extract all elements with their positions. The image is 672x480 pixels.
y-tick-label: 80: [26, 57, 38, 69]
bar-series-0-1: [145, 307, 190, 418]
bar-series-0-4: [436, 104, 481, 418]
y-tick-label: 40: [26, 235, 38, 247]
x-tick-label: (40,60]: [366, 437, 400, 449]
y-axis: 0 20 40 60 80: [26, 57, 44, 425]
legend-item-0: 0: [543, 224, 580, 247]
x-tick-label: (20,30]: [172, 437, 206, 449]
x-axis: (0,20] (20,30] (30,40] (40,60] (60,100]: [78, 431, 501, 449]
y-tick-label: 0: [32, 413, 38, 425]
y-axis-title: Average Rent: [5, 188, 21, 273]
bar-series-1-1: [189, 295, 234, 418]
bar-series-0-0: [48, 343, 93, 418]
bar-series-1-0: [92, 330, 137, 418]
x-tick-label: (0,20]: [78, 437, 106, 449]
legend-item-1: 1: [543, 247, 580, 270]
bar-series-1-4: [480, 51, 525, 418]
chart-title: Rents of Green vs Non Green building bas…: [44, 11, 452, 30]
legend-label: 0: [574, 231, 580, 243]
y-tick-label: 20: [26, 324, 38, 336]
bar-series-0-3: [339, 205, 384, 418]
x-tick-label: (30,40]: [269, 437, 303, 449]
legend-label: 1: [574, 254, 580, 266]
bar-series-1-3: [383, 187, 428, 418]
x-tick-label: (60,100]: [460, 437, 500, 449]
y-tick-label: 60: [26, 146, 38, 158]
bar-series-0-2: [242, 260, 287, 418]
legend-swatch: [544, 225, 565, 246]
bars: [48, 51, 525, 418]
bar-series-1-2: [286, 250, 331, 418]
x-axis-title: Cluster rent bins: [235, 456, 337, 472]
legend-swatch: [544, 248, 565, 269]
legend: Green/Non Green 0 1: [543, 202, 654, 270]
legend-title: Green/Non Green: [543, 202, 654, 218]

**********

#### Given instruction:
Copy the data above line for line, leaving every character unchanged.

#### Solution below:
extract all elements with their positions. The image is 672x480 pixels.
y-tick-label: 80: [26, 57, 38, 69]
bar-series-0-1: [145, 307, 190, 418]
bar-series-0-4: [436, 104, 481, 418]
y-tick-label: 40: [26, 235, 38, 247]
x-tick-label: (40,60]: [366, 437, 400, 449]
y-axis: 0 20 40 60 80: [26, 57, 44, 425]
legend-item-0: 0: [543, 224, 580, 247]
x-tick-label: (20,30]: [172, 437, 206, 449]
x-axis: (0,20] (20,30] (30,40] (40,60] (60,100]: [78, 431, 501, 449]
y-tick-label: 0: [32, 413, 38, 425]
y-axis-title: Average Rent: [5, 188, 21, 273]
bar-series-1-1: [189, 295, 234, 418]
bar-series-0-0: [48, 343, 93, 418]
bar-series-1-0: [92, 330, 137, 418]
x-tick-label: (0,20]: [78, 437, 106, 449]
legend-item-1: 1: [543, 247, 580, 270]
bar-series-1-4: [480, 51, 525, 418]
chart-title: Rents of Green vs Non Green building bas…: [44, 11, 452, 30]
legend-label: 0: [574, 231, 580, 243]
y-tick-label: 20: [26, 324, 38, 336]
bar-series-0-3: [339, 205, 384, 418]
x-tick-label: (30,40]: [269, 437, 303, 449]
legend-label: 1: [574, 254, 580, 266]
bar-series-1-3: [383, 187, 428, 418]
x-tick-label: (60,100]: [460, 437, 500, 449]
y-tick-label: 60: [26, 146, 38, 158]
bar-series-0-2: [242, 260, 287, 418]
legend-swatch: [544, 225, 565, 246]
bars: [48, 51, 525, 418]
bar-series-1-2: [286, 250, 331, 418]
x-axis-title: Cluster rent bins: [235, 456, 337, 472]
legend-swatch: [544, 248, 565, 269]
legend: Green/Non Green 0 1: [543, 202, 654, 270]
legend-title: Green/Non Green: [543, 202, 654, 218]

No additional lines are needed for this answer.